**CHALLENGE**
Give the entries back exactly, dropping each image.

[Dataset rows]
-------------------------
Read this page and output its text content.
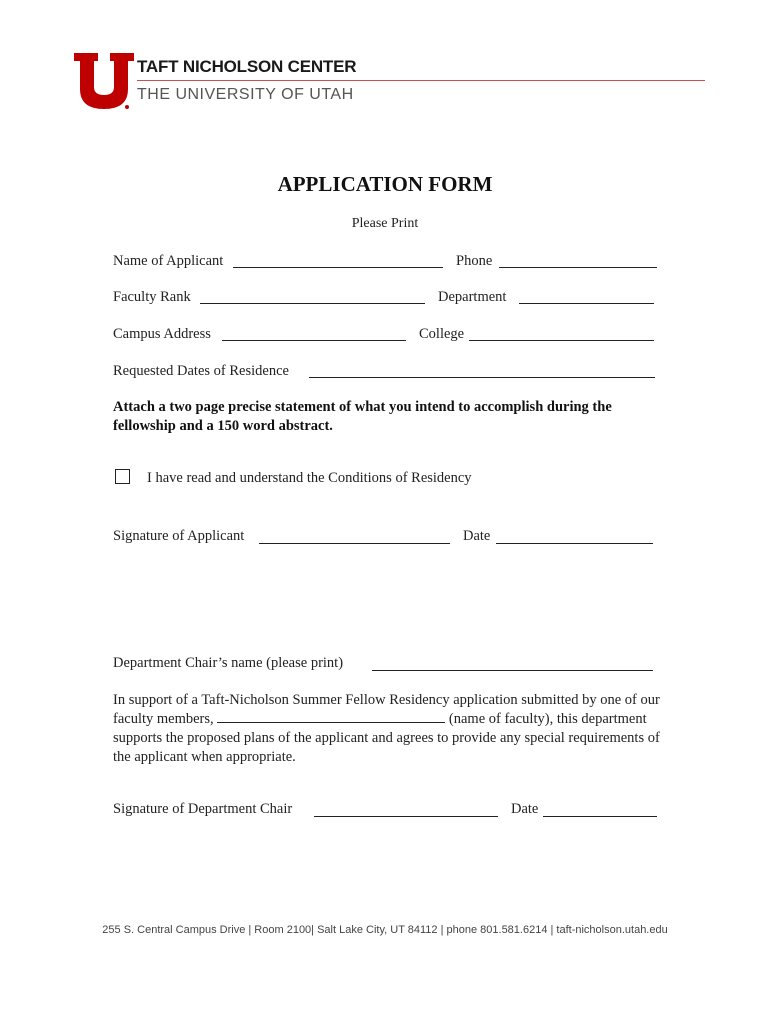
TAFT NICHOLSON CENTER
THE UNIVERSITY OF UTAH
APPLICATION FORM
Please Print
Name of Applicant	Phone
Faculty Rank	Department
Campus Address	College
Requested Dates of Residence
Attach a two page precise statement of what you intend to accomplish during the fellowship and a 150 word abstract.
I have read and understand the Conditions of Residency
Signature of Applicant	Date
Department Chair’s name (please print)
In support of a Taft-Nicholson Summer Fellow Residency application submitted by one of our faculty members,	(name of faculty), this department supports the proposed plans of the applicant and agrees to provide any special requirements of the applicant when appropriate.
Signature of Department Chair	Date
255 S. Central Campus Drive | Room 2100| Salt Lake City, UT 84112 | phone 801.581.6214 | taft-nicholson.utah.edu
-------------------------
**ANSWER IN FULL**
Read this page and output its text content.
TAFT NICHOLSON CENTER
THE UNIVERSITY OF UTAH
APPLICATION FORM
Please Print
Name of Applicant	Phone
Faculty Rank	Department
Campus Address	College
Requested Dates of Residence
Attach a two page precise statement of what you intend to accomplish during the fellowship and a 150 word abstract.
I have read and understand the Conditions of Residency
Signature of Applicant	Date
Department Chair’s name (please print)
In support of a Taft-Nicholson Summer Fellow Residency application submitted by one of our faculty members,	(name of faculty), this department supports the proposed plans of the applicant and agrees to provide any special requirements of the applicant when appropriate.
Signature of Department Chair	Date
255 S. Central Campus Drive | Room 2100| Salt Lake City, UT 84112 | phone 801.581.6214 | taft-nicholson.utah.edu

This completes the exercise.